TASK STATEMENT: All of the records listed below should be retyped exactly.

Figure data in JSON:
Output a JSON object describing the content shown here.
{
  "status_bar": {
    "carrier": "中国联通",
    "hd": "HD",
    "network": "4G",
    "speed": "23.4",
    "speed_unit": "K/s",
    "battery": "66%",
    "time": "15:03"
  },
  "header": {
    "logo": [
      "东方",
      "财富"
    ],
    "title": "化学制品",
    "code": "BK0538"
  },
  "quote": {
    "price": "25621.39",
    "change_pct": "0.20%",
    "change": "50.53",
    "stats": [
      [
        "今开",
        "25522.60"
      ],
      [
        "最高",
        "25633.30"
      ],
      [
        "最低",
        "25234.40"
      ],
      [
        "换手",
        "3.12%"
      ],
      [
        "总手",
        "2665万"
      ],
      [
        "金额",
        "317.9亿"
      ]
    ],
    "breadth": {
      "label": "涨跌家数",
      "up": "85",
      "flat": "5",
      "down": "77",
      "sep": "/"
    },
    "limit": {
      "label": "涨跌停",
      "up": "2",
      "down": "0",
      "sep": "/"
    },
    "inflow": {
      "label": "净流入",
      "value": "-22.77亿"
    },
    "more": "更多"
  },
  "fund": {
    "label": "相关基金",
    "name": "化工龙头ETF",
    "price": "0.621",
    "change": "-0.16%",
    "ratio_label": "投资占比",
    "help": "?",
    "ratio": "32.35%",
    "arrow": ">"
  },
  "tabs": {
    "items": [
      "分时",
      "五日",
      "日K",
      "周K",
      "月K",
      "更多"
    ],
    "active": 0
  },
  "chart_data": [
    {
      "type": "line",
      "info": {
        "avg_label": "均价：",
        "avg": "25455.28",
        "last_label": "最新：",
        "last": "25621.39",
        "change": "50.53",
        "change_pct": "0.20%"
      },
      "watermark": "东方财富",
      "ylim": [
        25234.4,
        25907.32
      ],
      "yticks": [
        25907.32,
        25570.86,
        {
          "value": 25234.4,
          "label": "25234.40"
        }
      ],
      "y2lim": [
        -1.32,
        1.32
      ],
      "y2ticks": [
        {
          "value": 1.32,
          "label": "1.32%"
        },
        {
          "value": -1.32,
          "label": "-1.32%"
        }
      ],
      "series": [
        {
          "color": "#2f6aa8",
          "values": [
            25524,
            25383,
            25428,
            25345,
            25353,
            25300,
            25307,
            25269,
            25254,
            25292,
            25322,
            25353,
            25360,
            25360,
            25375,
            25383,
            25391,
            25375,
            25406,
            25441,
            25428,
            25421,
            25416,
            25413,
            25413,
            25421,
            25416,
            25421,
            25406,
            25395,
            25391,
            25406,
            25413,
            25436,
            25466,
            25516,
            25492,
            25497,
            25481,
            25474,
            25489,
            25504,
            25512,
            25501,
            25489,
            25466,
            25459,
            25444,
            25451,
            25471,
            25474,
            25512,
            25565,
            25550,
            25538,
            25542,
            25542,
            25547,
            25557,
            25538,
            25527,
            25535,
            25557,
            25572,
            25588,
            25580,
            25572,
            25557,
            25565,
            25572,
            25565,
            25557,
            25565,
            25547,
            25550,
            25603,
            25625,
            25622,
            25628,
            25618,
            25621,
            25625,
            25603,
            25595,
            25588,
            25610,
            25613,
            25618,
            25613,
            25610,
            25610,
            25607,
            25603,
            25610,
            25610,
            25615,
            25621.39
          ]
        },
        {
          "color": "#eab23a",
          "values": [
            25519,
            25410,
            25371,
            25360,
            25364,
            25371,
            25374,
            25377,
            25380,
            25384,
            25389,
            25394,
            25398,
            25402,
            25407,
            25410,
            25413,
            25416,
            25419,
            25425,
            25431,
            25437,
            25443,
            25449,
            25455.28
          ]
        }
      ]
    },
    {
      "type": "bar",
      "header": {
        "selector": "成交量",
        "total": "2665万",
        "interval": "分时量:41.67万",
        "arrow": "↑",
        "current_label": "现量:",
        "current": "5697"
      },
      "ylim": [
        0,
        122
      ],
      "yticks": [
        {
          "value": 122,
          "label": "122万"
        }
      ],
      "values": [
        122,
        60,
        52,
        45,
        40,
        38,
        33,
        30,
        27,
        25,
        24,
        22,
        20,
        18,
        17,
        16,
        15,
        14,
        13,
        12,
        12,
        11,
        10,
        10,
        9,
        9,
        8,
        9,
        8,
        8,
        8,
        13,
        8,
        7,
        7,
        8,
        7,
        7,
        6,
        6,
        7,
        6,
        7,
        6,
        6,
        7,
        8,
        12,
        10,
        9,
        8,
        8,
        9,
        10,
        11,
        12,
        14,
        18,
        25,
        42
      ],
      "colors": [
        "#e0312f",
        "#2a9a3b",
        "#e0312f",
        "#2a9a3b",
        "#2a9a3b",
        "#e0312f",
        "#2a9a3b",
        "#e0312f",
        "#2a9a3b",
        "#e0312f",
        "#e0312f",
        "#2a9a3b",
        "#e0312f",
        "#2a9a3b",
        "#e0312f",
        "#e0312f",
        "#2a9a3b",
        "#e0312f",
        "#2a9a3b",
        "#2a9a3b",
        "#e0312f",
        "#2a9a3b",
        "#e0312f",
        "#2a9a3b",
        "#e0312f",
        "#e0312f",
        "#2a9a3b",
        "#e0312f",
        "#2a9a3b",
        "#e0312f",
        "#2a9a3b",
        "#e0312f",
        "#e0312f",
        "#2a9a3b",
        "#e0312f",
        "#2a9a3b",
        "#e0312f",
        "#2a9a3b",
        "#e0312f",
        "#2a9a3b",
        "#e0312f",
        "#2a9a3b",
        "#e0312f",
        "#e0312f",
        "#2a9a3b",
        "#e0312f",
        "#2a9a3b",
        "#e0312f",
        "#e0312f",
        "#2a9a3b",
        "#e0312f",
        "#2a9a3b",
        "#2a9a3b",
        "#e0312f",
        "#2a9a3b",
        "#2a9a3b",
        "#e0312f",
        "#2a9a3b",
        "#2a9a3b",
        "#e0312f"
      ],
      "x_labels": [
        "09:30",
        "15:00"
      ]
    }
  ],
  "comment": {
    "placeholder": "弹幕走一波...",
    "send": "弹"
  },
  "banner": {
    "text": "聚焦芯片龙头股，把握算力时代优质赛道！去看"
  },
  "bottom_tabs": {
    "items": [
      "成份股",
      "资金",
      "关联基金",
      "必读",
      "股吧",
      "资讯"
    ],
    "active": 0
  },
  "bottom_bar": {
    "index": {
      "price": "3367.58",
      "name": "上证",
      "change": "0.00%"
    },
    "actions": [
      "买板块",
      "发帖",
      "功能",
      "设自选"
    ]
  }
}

SOLUTION BELOW:
Output a JSON object describing the content shown here.
{
  "status_bar": {
    "carrier": "中国联通",
    "hd": "HD",
    "network": "4G",
    "speed": "23.4",
    "speed_unit": "K/s",
    "battery": "66%",
    "time": "15:03"
  },
  "header": {
    "logo": [
      "东方",
      "财富"
    ],
    "title": "化学制品",
    "code": "BK0538"
  },
  "quote": {
    "price": "25621.39",
    "change_pct": "0.20%",
    "change": "50.53",
    "stats": [
      [
        "今开",
        "25522.60"
      ],
      [
        "最高",
        "25633.30"
      ],
      [
        "最低",
        "25234.40"
      ],
      [
        "换手",
        "3.12%"
      ],
      [
        "总手",
        "2665万"
      ],
      [
        "金额",
        "317.9亿"
      ]
    ],
    "breadth": {
      "label": "涨跌家数",
      "up": "85",
      "flat": "5",
      "down": "77",
      "sep": "/"
    },
    "limit": {
      "label": "涨跌停",
      "up": "2",
      "down": "0",
      "sep": "/"
    },
    "inflow": {
      "label": "净流入",
      "value": "-22.77亿"
    },
    "more": "更多"
  },
  "fund": {
    "label": "相关基金",
    "name": "化工龙头ETF",
    "price": "0.621",
    "change": "-0.16%",
    "ratio_label": "投资占比",
    "help": "?",
    "ratio": "32.35%",
    "arrow": ">"
  },
  "tabs": {
    "items": [
      "分时",
      "五日",
      "日K",
      "周K",
      "月K",
      "更多"
    ],
    "active": 0
  },
  "chart_data": [
    {
      "type": "line",
      "info": {
        "avg_label": "均价：",
        "avg": "25455.28",
        "last_label": "最新：",
        "last": "25621.39",
        "change": "50.53",
        "change_pct": "0.20%"
      },
      "watermark": "东方财富",
      "ylim": [
        25234.4,
        25907.32
      ],
      "yticks": [
        25907.32,
        25570.86,
        {
          "value": 25234.4,
          "label": "25234.40"
        }
      ],
      "y2lim": [
        -1.32,
        1.32
      ],
      "y2ticks": [
        {
          "value": 1.32,
          "label": "1.32%"
        },
        {
          "value": -1.32,
          "label": "-1.32%"
        }
      ],
      "series": [
        {
          "color": "#2f6aa8",
          "values": [
            25524,
            25383,
            25428,
            25345,
            25353,
            25300,
            25307,
            25269,
            25254,
            25292,
            25322,
            25353,
            25360,
            25360,
            25375,
            25383,
            25391,
            25375,
            25406,
            25441,
            25428,
            25421,
            25416,
            25413,
            25413,
            25421,
            25416,
            25421,
            25406,
            25395,
            25391,
            25406,
            25413,
            25436,
            25466,
            25516,
            25492,
            25497,
            25481,
            25474,
            25489,
            25504,
            25512,
            25501,
            25489,
            25466,
            25459,
            25444,
            25451,
            25471,
            25474,
            25512,
            25565,
            25550,
            25538,
            25542,
            25542,
            25547,
            25557,
            25538,
            25527,
            25535,
            25557,
            25572,
            25588,
            25580,
            25572,
            25557,
            25565,
            25572,
            25565,
            25557,
            25565,
            25547,
            25550,
            25603,
            25625,
            25622,
            25628,
            25618,
            25621,
            25625,
            25603,
            25595,
            25588,
            25610,
            25613,
            25618,
            25613,
            25610,
            25610,
            25607,
            25603,
            25610,
            25610,
            25615,
            25621.39
          ]
        },
        {
          "color": "#eab23a",
          "values": [
            25519,
            25410,
            25371,
            25360,
            25364,
            25371,
            25374,
            25377,
            25380,
            25384,
            25389,
            25394,
            25398,
            25402,
            25407,
            25410,
            25413,
            25416,
            25419,
            25425,
            25431,
            25437,
            25443,
            25449,
            25455.28
          ]
        }
      ]
    },
    {
      "type": "bar",
      "header": {
        "selector": "成交量",
        "total": "2665万",
        "interval": "分时量:41.67万",
        "arrow": "↑",
        "current_label": "现量:",
        "current": "5697"
      },
      "ylim": [
        0,
        122
      ],
      "yticks": [
        {
          "value": 122,
          "label": "122万"
        }
      ],
      "values": [
        122,
        60,
        52,
        45,
        40,
        38,
        33,
        30,
        27,
        25,
        24,
        22,
        20,
        18,
        17,
        16,
        15,
        14,
        13,
        12,
        12,
        11,
        10,
        10,
        9,
        9,
        8,
        9,
        8,
        8,
        8,
        13,
        8,
        7,
        7,
        8,
        7,
        7,
        6,
        6,
        7,
        6,
        7,
        6,
        6,
        7,
        8,
        12,
        10,
        9,
        8,
        8,
        9,
        10,
        11,
        12,
        14,
        18,
        25,
        42
      ],
      "colors": [
        "#e0312f",
        "#2a9a3b",
        "#e0312f",
        "#2a9a3b",
        "#2a9a3b",
        "#e0312f",
        "#2a9a3b",
        "#e0312f",
        "#2a9a3b",
        "#e0312f",
        "#e0312f",
        "#2a9a3b",
        "#e0312f",
        "#2a9a3b",
        "#e0312f",
        "#e0312f",
        "#2a9a3b",
        "#e0312f",
        "#2a9a3b",
        "#2a9a3b",
        "#e0312f",
        "#2a9a3b",
        "#e0312f",
        "#2a9a3b",
        "#e0312f",
        "#e0312f",
        "#2a9a3b",
        "#e0312f",
        "#2a9a3b",
        "#e0312f",
        "#2a9a3b",
        "#e0312f",
        "#e0312f",
        "#2a9a3b",
        "#e0312f",
        "#2a9a3b",
        "#e0312f",
        "#2a9a3b",
        "#e0312f",
        "#2a9a3b",
        "#e0312f",
        "#2a9a3b",
        "#e0312f",
        "#e0312f",
        "#2a9a3b",
        "#e0312f",
        "#2a9a3b",
        "#e0312f",
        "#e0312f",
        "#2a9a3b",
        "#e0312f",
        "#2a9a3b",
        "#2a9a3b",
        "#e0312f",
        "#2a9a3b",
        "#2a9a3b",
        "#e0312f",
        "#2a9a3b",
        "#2a9a3b",
        "#e0312f"
      ],
      "x_labels": [
        "09:30",
        "15:00"
      ]
    }
  ],
  "comment": {
    "placeholder": "弹幕走一波...",
    "send": "弹"
  },
  "banner": {
    "text": "聚焦芯片龙头股，把握算力时代优质赛道！去看"
  },
  "bottom_tabs": {
    "items": [
      "成份股",
      "资金",
      "关联基金",
      "必读",
      "股吧",
      "资讯"
    ],
    "active": 0
  },
  "bottom_bar": {
    "index": {
      "price": "3367.58",
      "name": "上证",
      "change": "0.00%"
    },
    "actions": [
      "买板块",
      "发帖",
      "功能",
      "设自选"
    ]
  }
}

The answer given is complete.